Give the data again, word for word.

[start Materials provided]

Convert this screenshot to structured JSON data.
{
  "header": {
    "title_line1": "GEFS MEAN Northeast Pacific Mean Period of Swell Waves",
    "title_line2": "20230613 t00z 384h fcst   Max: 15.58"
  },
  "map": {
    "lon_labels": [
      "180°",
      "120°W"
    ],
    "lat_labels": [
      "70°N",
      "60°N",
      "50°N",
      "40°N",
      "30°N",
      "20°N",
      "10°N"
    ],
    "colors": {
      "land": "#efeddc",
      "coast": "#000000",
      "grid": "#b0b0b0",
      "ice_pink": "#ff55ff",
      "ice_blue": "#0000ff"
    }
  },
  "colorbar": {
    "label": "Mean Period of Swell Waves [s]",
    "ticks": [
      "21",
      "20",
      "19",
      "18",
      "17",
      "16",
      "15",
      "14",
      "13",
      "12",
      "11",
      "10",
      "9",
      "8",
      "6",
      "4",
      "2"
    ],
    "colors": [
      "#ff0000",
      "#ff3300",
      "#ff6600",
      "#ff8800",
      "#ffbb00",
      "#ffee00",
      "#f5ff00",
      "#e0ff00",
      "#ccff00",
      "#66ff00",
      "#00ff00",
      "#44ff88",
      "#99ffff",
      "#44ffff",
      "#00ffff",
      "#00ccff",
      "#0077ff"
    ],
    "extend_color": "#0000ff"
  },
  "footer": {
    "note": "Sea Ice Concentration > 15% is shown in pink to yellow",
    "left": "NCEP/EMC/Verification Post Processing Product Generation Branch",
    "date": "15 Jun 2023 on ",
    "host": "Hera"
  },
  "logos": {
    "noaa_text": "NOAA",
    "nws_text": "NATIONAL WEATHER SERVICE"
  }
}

[end Materials provided]

**Task answer:**
Convert this screenshot to structured JSON data.
{
  "header": {
    "title_line1": "GEFS MEAN Northeast Pacific Mean Period of Swell Waves",
    "title_line2": "20230613 t00z 384h fcst   Max: 15.58"
  },
  "map": {
    "lon_labels": [
      "180°",
      "120°W"
    ],
    "lat_labels": [
      "70°N",
      "60°N",
      "50°N",
      "40°N",
      "30°N",
      "20°N",
      "10°N"
    ],
    "colors": {
      "land": "#efeddc",
      "coast": "#000000",
      "grid": "#b0b0b0",
      "ice_pink": "#ff55ff",
      "ice_blue": "#0000ff"
    }
  },
  "colorbar": {
    "label": "Mean Period of Swell Waves [s]",
    "ticks": [
      "21",
      "20",
      "19",
      "18",
      "17",
      "16",
      "15",
      "14",
      "13",
      "12",
      "11",
      "10",
      "9",
      "8",
      "6",
      "4",
      "2"
    ],
    "colors": [
      "#ff0000",
      "#ff3300",
      "#ff6600",
      "#ff8800",
      "#ffbb00",
      "#ffee00",
      "#f5ff00",
      "#e0ff00",
      "#ccff00",
      "#66ff00",
      "#00ff00",
      "#44ff88",
      "#99ffff",
      "#44ffff",
      "#00ffff",
      "#00ccff",
      "#0077ff"
    ],
    "extend_color": "#0000ff"
  },
  "footer": {
    "note": "Sea Ice Concentration > 15% is shown in pink to yellow",
    "left": "NCEP/EMC/Verification Post Processing Product Generation Branch",
    "date": "15 Jun 2023 on ",
    "host": "Hera"
  },
  "logos": {
    "noaa_text": "NOAA",
    "nws_text": "NATIONAL WEATHER SERVICE"
  }
}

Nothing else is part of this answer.